> Problem requirements:
Single out the lines that include the word "Daily". Copy them.

> Data to process:

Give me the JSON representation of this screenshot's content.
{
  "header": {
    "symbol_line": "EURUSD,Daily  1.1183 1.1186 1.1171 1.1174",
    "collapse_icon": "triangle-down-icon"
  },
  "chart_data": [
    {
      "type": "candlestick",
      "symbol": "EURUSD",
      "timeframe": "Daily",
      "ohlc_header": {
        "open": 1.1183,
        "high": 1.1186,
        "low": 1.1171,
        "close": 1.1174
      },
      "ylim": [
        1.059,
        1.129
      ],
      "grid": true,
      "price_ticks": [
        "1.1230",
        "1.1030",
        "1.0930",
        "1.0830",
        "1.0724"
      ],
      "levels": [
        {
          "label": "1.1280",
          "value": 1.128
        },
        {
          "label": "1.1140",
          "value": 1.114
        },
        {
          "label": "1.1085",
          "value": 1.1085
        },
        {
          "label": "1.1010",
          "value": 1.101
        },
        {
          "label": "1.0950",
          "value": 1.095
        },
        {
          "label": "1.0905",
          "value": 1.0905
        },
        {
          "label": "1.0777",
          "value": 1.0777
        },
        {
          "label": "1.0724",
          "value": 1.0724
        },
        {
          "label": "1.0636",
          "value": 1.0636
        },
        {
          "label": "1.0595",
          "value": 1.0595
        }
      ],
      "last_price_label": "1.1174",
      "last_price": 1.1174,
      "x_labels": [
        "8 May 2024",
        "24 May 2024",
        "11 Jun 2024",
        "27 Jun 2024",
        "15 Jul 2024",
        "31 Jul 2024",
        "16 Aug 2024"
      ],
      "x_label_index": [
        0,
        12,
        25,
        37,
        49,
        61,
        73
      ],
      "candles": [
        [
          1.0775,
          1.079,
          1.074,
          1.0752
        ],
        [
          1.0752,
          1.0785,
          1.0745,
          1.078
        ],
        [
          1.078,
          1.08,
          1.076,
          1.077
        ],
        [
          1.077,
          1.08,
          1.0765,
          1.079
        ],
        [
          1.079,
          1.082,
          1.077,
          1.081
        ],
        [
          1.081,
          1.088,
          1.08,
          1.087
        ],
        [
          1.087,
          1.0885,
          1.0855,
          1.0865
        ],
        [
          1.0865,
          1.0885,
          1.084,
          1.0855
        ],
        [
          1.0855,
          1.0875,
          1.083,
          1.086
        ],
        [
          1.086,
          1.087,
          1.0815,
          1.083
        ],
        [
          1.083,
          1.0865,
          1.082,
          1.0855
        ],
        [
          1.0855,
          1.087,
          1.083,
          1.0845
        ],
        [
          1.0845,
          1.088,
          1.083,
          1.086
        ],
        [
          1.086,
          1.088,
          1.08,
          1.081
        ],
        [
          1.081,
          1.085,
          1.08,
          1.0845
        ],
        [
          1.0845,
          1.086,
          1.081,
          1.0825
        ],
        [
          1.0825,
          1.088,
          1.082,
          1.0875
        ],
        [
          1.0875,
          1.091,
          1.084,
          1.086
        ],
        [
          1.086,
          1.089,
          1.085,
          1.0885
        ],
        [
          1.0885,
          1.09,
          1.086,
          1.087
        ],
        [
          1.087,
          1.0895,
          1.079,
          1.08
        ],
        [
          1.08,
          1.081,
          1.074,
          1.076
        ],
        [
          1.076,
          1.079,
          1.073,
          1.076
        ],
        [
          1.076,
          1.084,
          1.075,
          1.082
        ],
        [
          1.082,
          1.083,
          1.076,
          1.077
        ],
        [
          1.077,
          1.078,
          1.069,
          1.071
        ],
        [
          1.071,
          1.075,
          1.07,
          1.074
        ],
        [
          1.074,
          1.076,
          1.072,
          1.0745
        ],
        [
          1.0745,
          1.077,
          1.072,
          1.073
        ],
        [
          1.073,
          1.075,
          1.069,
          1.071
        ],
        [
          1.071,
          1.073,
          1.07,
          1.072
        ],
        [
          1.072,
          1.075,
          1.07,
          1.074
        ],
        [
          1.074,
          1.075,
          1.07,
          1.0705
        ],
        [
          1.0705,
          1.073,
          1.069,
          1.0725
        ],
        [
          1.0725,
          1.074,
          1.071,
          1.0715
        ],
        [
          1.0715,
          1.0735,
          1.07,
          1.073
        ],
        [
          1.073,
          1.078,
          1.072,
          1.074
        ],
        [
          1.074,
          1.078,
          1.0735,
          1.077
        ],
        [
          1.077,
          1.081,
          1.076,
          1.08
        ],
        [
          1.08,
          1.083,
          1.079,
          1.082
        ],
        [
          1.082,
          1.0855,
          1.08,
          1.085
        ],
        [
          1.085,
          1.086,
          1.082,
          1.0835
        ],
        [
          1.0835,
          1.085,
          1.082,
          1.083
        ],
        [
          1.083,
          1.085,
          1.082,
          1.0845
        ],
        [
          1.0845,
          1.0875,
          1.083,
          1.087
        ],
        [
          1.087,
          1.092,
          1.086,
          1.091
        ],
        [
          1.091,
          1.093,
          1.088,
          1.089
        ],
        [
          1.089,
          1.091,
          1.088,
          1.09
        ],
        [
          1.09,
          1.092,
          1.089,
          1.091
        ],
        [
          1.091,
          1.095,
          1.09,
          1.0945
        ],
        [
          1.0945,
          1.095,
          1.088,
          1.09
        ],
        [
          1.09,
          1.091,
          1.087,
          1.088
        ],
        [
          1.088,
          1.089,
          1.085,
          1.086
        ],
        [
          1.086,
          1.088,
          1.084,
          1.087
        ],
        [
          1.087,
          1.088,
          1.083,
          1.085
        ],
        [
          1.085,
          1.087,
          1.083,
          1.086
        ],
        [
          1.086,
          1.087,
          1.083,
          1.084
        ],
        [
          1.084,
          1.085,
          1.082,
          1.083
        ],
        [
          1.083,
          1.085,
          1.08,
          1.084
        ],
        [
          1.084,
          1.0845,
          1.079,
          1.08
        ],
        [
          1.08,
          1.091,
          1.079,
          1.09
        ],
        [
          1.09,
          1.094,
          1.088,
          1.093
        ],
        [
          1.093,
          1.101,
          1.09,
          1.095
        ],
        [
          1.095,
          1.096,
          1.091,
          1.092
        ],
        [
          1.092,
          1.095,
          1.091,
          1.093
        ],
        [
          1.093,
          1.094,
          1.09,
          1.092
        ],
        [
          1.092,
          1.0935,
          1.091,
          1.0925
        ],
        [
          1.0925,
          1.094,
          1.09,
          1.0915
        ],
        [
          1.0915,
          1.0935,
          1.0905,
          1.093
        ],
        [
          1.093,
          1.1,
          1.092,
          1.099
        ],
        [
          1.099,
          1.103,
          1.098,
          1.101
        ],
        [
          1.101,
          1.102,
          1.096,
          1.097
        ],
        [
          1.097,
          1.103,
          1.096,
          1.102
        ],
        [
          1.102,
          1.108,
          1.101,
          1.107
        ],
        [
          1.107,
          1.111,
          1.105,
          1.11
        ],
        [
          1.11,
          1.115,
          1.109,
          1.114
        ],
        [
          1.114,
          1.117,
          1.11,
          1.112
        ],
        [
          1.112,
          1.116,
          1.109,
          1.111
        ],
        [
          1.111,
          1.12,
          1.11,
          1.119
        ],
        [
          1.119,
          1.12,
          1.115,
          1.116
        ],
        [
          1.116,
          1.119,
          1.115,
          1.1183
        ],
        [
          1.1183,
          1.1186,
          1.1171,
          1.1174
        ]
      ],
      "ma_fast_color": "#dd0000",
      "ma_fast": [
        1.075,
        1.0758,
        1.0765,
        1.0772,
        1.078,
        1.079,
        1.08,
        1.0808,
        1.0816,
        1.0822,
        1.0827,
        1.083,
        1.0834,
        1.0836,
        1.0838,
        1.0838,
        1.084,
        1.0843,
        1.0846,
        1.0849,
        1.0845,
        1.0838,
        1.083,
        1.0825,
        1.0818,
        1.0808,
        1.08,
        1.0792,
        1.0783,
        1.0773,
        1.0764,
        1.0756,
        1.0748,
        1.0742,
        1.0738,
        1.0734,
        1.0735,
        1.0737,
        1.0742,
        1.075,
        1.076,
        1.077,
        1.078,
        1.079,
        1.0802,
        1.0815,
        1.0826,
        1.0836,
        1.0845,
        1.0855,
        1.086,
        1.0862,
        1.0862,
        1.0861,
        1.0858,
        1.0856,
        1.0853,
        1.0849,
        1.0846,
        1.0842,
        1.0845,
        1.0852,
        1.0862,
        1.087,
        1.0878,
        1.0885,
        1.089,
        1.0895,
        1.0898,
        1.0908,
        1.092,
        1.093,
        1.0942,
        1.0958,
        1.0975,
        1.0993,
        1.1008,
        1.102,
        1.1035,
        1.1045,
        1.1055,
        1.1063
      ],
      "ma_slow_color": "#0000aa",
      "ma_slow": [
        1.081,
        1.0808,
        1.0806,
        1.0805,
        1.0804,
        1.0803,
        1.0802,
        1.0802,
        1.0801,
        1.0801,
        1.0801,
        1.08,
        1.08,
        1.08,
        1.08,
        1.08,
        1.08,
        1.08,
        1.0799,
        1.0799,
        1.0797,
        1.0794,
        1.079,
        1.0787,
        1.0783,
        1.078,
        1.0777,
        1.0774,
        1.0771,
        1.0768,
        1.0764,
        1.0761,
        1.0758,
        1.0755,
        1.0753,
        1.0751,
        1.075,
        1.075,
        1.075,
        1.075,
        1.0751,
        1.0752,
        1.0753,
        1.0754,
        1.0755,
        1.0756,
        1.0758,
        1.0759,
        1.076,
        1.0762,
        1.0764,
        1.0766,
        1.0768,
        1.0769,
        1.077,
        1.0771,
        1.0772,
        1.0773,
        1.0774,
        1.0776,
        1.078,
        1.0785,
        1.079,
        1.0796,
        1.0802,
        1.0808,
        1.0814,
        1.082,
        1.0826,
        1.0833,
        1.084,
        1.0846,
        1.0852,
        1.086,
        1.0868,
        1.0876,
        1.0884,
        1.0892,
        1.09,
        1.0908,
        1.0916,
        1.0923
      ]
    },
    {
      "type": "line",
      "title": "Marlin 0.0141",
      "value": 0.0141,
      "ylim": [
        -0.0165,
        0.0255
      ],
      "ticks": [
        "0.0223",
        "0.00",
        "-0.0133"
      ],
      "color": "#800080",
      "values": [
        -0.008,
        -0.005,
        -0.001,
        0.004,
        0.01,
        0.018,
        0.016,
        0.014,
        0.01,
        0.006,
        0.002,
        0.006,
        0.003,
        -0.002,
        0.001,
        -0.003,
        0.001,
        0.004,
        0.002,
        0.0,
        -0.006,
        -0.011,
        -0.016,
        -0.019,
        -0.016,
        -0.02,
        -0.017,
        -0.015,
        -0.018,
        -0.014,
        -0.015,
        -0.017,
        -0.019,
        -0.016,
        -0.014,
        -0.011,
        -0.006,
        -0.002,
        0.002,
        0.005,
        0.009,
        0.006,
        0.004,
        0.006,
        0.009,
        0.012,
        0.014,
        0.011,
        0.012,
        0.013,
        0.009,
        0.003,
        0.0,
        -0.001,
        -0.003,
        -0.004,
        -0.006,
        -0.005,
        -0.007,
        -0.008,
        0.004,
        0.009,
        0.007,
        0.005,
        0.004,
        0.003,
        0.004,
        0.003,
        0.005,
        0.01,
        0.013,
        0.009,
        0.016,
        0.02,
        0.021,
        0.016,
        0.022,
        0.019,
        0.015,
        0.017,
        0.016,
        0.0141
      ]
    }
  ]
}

> Result for this exercise:
    "symbol_line": "EURUSD,Daily  1.1183 1.1186 1.1171 1.1174",
      "timeframe": "Daily",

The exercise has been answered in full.